■ Stated exercise:
Go through the listing and copy every line word for word.

= = = = = = =

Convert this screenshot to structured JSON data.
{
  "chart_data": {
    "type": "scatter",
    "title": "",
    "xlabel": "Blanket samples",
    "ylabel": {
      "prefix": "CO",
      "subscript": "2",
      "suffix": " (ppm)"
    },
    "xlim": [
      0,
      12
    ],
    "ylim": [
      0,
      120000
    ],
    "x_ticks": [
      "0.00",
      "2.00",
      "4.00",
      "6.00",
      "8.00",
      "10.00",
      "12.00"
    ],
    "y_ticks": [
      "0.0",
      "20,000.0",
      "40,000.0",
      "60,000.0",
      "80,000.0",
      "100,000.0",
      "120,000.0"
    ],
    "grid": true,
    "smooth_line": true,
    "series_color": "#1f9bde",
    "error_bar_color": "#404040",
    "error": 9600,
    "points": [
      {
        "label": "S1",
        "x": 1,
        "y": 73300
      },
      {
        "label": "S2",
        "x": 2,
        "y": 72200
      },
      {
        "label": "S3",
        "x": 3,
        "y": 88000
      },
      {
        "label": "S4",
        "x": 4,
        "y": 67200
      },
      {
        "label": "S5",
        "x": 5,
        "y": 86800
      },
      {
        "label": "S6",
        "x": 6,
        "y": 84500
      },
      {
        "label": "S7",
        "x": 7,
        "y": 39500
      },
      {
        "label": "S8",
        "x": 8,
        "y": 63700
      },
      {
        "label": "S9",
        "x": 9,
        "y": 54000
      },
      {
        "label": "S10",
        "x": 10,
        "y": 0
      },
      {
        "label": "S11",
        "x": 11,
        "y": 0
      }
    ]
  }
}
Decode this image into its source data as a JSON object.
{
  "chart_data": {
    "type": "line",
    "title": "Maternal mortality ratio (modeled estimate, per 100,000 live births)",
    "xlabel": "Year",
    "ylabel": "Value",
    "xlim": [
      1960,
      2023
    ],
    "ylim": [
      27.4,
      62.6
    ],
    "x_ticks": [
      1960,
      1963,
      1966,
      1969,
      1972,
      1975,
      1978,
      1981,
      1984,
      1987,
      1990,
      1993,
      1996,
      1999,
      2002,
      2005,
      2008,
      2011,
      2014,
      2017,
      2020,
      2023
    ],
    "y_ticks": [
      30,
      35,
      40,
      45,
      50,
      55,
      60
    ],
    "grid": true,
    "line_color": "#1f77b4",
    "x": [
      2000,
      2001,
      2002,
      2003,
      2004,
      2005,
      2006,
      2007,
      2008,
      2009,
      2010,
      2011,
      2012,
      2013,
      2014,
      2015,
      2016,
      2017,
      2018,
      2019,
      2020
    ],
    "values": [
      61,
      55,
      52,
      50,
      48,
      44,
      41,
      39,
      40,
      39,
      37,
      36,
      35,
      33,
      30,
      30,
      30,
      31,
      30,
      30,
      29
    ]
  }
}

= = = = = = =

■ Answer:
Convert this screenshot to structured JSON data.
{
  "chart_data": {
    "type": "scatter",
    "title": "",
    "xlabel": "Blanket samples",
    "ylabel": {
      "prefix": "CO",
      "subscript": "2",
      "suffix": " (ppm)"
    },
    "xlim": [
      0,
      12
    ],
    "ylim": [
      0,
      120000
    ],
    "x_ticks": [
      "0.00",
      "2.00",
      "4.00",
      "6.00",
      "8.00",
      "10.00",
      "12.00"
    ],
    "y_ticks": [
      "0.0",
      "20,000.0",
      "40,000.0",
      "60,000.0",
      "80,000.0",
      "100,000.0",
      "120,000.0"
    ],
    "grid": true,
    "smooth_line": true,
    "series_color": "#1f9bde",
    "error_bar_color": "#404040",
    "error": 9600,
    "points": [
      {
        "label": "S1",
        "x": 1,
        "y": 73300
      },
      {
        "label": "S2",
        "x": 2,
        "y": 72200
      },
      {
        "label": "S3",
        "x": 3,
        "y": 88000
      },
      {
        "label": "S4",
        "x": 4,
        "y": 67200
      },
      {
        "label": "S5",
        "x": 5,
        "y": 86800
      },
      {
        "label": "S6",
        "x": 6,
        "y": 84500
      },
      {
        "label": "S7",
        "x": 7,
        "y": 39500
      },
      {
        "label": "S8",
        "x": 8,
        "y": 63700
      },
      {
        "label": "S9",
        "x": 9,
        "y": 54000
      },
      {
        "label": "S10",
        "x": 10,
        "y": 0
      },
      {
        "label": "S11",
        "x": 11,
        "y": 0
      }
    ]
  }
}
Decode this image into its source data as a JSON object.
{
  "chart_data": {
    "type": "line",
    "title": "Maternal mortality ratio (modeled estimate, per 100,000 live births)",
    "xlabel": "Year",
    "ylabel": "Value",
    "xlim": [
      1960,
      2023
    ],
    "ylim": [
      27.4,
      62.6
    ],
    "x_ticks": [
      1960,
      1963,
      1966,
      1969,
      1972,
      1975,
      1978,
      1981,
      1984,
      1987,
      1990,
      1993,
      1996,
      1999,
      2002,
      2005,
      2008,
      2011,
      2014,
      2017,
      2020,
      2023
    ],
    "y_ticks": [
      30,
      35,
      40,
      45,
      50,
      55,
      60
    ],
    "grid": true,
    "line_color": "#1f77b4",
    "x": [
      2000,
      2001,
      2002,
      2003,
      2004,
      2005,
      2006,
      2007,
      2008,
      2009,
      2010,
      2011,
      2012,
      2013,
      2014,
      2015,
      2016,
      2017,
      2018,
      2019,
      2020
    ],
    "values": [
      61,
      55,
      52,
      50,
      48,
      44,
      41,
      39,
      40,
      39,
      37,
      36,
      35,
      33,
      30,
      30,
      30,
      31,
      30,
      30,
      29
    ]
  }
}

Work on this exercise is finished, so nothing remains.